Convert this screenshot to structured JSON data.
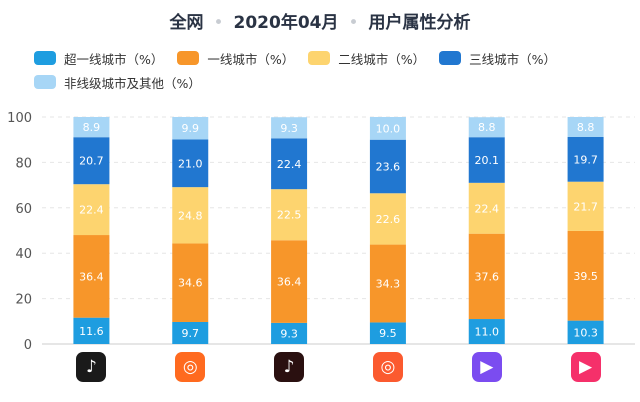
{
  "title": {
    "part1": "全网",
    "part2": "2020年04月",
    "part3": "用户属性分析",
    "separator": "•"
  },
  "chart_data": {
    "type": "bar",
    "stacked": true,
    "title": "全网 • 2020年04月 • 用户属性分析",
    "categories": [
      "抖音",
      "快手",
      "抖音火山版",
      "快手极速版",
      "微视",
      "好看视频"
    ],
    "ylim": [
      0,
      100
    ],
    "yticks": [
      "0",
      "20",
      "40",
      "60",
      "80",
      "100"
    ],
    "legend_position": "top-left",
    "series": [
      {
        "name": "超一线城市（%）",
        "color": "#1e9de0",
        "values": [
          11.6,
          9.7,
          9.3,
          9.5,
          11.0,
          10.3
        ]
      },
      {
        "name": "一线城市（%）",
        "color": "#f7962a",
        "values": [
          36.4,
          34.6,
          36.4,
          34.3,
          37.6,
          39.5
        ]
      },
      {
        "name": "二线城市（%）",
        "color": "#fdd46f",
        "values": [
          22.4,
          24.8,
          22.5,
          22.6,
          22.4,
          21.7
        ]
      },
      {
        "name": "三线城市（%）",
        "color": "#2177d0",
        "values": [
          20.7,
          21.0,
          22.4,
          23.6,
          20.1,
          19.7
        ]
      },
      {
        "name": "非线级城市及其他（%）",
        "color": "#a7d6f6",
        "values": [
          8.9,
          9.9,
          9.3,
          10.0,
          8.8,
          8.8
        ]
      }
    ]
  },
  "app_icons": [
    {
      "name": "douyin-icon",
      "glyph": "♪",
      "color": "#1a1a1a"
    },
    {
      "name": "kuaishou-icon",
      "glyph": "◎",
      "color": "#ff6a1f"
    },
    {
      "name": "huoshan-icon",
      "glyph": "♪",
      "color": "#2a1010"
    },
    {
      "name": "kuaishou-lite-icon",
      "glyph": "◎",
      "color": "#fb5a2f"
    },
    {
      "name": "weishi-icon",
      "glyph": "▶",
      "color": "#7b4cf0"
    },
    {
      "name": "haokan-icon",
      "glyph": "▶",
      "color": "#f5306a"
    }
  ]
}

******************************

**Exercise**:
Reproduce the entries above word for word. Pictures stay out.

**Task output**:
Convert this screenshot to structured JSON data.
{
  "title": {
    "part1": "全网",
    "part2": "2020年04月",
    "part3": "用户属性分析",
    "separator": "•"
  },
  "chart_data": {
    "type": "bar",
    "stacked": true,
    "title": "全网 • 2020年04月 • 用户属性分析",
    "categories": [
      "抖音",
      "快手",
      "抖音火山版",
      "快手极速版",
      "微视",
      "好看视频"
    ],
    "ylim": [
      0,
      100
    ],
    "yticks": [
      "0",
      "20",
      "40",
      "60",
      "80",
      "100"
    ],
    "legend_position": "top-left",
    "series": [
      {
        "name": "超一线城市（%）",
        "color": "#1e9de0",
        "values": [
          11.6,
          9.7,
          9.3,
          9.5,
          11.0,
          10.3
        ]
      },
      {
        "name": "一线城市（%）",
        "color": "#f7962a",
        "values": [
          36.4,
          34.6,
          36.4,
          34.3,
          37.6,
          39.5
        ]
      },
      {
        "name": "二线城市（%）",
        "color": "#fdd46f",
        "values": [
          22.4,
          24.8,
          22.5,
          22.6,
          22.4,
          21.7
        ]
      },
      {
        "name": "三线城市（%）",
        "color": "#2177d0",
        "values": [
          20.7,
          21.0,
          22.4,
          23.6,
          20.1,
          19.7
        ]
      },
      {
        "name": "非线级城市及其他（%）",
        "color": "#a7d6f6",
        "values": [
          8.9,
          9.9,
          9.3,
          10.0,
          8.8,
          8.8
        ]
      }
    ]
  },
  "app_icons": [
    {
      "name": "douyin-icon",
      "glyph": "♪",
      "color": "#1a1a1a"
    },
    {
      "name": "kuaishou-icon",
      "glyph": "◎",
      "color": "#ff6a1f"
    },
    {
      "name": "huoshan-icon",
      "glyph": "♪",
      "color": "#2a1010"
    },
    {
      "name": "kuaishou-lite-icon",
      "glyph": "◎",
      "color": "#fb5a2f"
    },
    {
      "name": "weishi-icon",
      "glyph": "▶",
      "color": "#7b4cf0"
    },
    {
      "name": "haokan-icon",
      "glyph": "▶",
      "color": "#f5306a"
    }
  ]
}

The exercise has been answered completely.